▸ **To do**
Return each line of the listing that contains the string "content".

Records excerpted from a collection
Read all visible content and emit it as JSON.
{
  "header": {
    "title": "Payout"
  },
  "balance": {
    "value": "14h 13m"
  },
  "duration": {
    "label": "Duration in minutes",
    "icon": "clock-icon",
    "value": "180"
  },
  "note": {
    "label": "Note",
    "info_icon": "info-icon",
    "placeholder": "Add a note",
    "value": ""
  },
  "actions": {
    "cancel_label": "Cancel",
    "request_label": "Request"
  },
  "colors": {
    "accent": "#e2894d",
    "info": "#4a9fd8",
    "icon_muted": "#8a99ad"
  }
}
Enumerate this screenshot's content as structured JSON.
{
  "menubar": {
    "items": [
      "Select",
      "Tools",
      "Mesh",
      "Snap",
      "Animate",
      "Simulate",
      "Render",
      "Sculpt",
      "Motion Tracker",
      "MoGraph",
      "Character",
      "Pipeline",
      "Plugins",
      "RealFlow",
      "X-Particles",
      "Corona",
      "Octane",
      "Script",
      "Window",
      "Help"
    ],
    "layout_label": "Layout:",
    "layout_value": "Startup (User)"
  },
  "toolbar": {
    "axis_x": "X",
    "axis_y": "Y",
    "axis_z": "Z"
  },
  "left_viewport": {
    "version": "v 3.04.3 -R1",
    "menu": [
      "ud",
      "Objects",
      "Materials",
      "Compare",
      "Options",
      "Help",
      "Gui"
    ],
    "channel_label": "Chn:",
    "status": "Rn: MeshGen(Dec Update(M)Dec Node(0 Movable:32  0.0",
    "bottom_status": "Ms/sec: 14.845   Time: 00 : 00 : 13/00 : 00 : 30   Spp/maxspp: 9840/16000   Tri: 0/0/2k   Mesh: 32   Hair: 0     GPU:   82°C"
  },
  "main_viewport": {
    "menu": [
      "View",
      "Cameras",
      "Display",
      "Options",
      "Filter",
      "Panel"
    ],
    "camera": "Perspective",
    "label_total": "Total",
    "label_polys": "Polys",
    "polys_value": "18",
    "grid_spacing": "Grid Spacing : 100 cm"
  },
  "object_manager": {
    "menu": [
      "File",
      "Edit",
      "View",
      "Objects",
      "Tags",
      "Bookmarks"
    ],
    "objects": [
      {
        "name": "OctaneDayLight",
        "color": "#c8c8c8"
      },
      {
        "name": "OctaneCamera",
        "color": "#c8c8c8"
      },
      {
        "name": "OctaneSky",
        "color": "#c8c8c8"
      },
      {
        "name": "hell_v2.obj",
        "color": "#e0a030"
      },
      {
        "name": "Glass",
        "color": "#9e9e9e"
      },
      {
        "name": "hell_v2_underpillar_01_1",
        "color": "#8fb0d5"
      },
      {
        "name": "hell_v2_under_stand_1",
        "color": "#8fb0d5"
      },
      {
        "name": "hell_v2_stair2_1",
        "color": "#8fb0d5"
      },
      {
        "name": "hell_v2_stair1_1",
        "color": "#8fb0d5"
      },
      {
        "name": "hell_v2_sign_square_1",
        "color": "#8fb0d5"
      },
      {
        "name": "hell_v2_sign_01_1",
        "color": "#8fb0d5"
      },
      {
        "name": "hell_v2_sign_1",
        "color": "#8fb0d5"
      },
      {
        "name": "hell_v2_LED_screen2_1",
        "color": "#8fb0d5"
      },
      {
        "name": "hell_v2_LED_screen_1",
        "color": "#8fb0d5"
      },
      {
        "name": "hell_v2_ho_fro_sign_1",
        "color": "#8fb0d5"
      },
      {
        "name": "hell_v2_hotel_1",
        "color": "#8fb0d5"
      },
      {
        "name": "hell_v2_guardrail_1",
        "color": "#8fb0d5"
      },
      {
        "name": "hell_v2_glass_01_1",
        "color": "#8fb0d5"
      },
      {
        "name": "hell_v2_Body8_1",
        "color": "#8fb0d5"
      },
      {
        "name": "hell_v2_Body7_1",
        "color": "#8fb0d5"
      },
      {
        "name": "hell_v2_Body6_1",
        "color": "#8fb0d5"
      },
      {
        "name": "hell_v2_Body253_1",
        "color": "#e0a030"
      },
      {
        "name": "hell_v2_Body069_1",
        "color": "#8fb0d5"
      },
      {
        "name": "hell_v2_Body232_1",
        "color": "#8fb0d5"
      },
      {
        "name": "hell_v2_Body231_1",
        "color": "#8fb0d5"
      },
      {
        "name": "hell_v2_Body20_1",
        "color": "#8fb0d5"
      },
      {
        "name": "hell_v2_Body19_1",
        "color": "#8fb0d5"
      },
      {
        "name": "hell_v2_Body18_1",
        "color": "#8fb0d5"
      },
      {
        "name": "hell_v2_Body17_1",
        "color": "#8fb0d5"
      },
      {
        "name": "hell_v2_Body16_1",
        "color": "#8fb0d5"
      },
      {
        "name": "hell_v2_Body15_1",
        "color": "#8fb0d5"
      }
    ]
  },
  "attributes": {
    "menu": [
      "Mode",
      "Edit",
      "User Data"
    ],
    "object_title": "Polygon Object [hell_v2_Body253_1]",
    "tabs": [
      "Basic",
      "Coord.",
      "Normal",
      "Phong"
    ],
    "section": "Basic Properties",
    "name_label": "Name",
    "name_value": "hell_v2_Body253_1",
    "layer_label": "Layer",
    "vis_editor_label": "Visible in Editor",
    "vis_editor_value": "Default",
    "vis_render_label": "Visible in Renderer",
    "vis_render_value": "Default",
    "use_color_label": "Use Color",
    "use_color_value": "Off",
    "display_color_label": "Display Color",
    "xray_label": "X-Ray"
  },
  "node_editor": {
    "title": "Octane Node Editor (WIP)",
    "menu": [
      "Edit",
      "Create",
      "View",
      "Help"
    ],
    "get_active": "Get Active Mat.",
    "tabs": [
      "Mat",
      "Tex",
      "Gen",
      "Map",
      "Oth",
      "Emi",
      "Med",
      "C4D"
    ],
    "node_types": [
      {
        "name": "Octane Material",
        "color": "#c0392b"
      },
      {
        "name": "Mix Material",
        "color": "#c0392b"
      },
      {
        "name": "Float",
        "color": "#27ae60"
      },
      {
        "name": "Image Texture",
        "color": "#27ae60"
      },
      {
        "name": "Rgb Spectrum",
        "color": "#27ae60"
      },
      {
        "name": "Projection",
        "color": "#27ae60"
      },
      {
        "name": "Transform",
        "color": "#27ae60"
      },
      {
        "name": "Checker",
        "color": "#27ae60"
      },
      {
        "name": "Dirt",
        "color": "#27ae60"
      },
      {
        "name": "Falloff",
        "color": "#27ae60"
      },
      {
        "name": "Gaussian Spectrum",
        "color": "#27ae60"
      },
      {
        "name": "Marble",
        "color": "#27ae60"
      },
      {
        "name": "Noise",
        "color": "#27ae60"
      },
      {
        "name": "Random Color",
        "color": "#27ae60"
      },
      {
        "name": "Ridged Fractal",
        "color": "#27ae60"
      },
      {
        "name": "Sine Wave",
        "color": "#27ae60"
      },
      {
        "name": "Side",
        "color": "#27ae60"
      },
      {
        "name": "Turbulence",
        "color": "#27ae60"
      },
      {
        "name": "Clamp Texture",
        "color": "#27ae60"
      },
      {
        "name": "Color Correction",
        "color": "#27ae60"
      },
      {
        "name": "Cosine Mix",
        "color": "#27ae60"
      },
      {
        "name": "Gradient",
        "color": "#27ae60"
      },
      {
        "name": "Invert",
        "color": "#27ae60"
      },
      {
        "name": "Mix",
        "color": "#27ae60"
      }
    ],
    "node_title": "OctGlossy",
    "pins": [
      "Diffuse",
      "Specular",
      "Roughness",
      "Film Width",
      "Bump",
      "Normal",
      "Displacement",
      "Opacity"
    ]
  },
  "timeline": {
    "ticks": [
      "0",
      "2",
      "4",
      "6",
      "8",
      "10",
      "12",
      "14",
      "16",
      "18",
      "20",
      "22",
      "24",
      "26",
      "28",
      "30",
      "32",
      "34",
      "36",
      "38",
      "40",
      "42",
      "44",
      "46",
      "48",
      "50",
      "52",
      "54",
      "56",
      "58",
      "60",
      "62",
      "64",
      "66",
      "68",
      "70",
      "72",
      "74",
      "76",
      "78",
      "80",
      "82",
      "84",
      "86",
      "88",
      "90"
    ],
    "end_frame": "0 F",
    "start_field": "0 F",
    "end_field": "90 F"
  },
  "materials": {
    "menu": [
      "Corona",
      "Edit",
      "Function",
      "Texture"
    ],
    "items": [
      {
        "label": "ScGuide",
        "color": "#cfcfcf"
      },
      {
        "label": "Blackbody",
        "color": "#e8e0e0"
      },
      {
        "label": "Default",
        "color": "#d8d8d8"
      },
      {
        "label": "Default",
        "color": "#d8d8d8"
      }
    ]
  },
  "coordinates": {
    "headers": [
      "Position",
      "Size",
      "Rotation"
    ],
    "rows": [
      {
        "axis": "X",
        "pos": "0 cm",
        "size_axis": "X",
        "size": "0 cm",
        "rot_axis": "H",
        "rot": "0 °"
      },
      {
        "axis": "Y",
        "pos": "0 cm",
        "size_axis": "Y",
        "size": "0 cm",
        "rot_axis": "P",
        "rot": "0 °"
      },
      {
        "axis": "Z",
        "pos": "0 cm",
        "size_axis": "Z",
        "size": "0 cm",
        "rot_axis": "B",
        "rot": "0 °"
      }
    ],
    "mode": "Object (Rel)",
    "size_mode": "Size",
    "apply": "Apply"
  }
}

▸ **Result**
Read all visible content and emit it as JSON.
Enumerate this screenshot's content as structured JSON.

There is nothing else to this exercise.